En el texto sobre el arte, ¿a través de qué partes del cuerpo penetra el influjo secreto del arte? Enuméralas todas.

═══ Texto extraído

Todos
tenemos la capacidad de sentir diversas emociones ante determinadas expresiones
artísticas. Una melodía, unos versos, unas imágenes… Cada cual posee un
inventario secreto o manifiesto de obras artísticas que le rozan el alma de un
modo u otro. No nos referimos al valor, la calidad o la trascendencia de dichas
obras, sino de su efecto en cada ser humano, de cómo el influjo secreto del
arte penetra a través de los poros, los párpados o las fosas nasales hasta
embriagar o sedar el espíritu.
Una prueba irrefutable de que el arte es nuestra segunda piel la aportan los medios de comunicación. ¿De qué se compone mayoritariamente su parrilla de programas? De arte, en sus múltiples vertientes. Lo que buscamos pulsando los botones de un mando a distancia es un producto artístico que nos deleite o entretenga de uno u otro modo. Quizás tan solo deseamos matar el tiempo, pero lo hacemos con una canción, una serie o una película. Le prestemos toda nuestra atención o lo mantengamos en un segundo plano, el arte es el fondo, el trasfondo y la superficie de nuestra existencia, es una herramienta invisible que se materializa justo cuando la necesitamos.

══════
═══ Registros extraídos

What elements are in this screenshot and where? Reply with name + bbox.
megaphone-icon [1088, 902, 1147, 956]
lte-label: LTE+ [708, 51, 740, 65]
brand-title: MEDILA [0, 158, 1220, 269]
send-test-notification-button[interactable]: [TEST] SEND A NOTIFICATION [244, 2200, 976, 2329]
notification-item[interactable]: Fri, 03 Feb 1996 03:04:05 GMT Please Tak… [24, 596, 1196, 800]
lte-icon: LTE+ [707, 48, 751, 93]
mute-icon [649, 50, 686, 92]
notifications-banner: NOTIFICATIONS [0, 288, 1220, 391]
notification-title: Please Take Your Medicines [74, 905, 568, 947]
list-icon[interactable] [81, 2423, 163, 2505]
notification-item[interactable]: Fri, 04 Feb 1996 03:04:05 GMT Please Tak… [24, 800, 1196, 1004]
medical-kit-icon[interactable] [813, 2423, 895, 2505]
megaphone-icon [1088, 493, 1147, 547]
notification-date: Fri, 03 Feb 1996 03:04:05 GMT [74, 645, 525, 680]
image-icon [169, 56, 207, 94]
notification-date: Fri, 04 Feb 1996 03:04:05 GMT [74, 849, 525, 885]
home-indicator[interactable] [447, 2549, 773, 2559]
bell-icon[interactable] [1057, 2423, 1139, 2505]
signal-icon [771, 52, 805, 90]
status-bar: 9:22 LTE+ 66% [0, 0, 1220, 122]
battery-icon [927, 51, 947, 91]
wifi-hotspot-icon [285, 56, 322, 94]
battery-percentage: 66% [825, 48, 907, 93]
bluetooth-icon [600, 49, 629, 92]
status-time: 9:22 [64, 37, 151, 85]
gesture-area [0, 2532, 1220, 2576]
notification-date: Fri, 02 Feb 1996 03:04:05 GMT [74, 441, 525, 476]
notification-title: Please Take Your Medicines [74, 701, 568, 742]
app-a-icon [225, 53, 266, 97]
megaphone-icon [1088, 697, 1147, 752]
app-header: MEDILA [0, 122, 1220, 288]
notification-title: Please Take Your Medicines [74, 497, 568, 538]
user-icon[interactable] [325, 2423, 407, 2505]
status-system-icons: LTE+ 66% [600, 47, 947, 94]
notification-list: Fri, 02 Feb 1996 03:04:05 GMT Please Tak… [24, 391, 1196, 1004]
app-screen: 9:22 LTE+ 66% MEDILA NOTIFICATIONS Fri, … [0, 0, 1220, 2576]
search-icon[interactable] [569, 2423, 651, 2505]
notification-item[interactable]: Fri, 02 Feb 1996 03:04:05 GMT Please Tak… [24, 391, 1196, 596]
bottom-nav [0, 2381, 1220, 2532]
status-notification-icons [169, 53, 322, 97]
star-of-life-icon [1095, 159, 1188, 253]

══════

## Solución
Los poros, los párpados y las fosas nasales.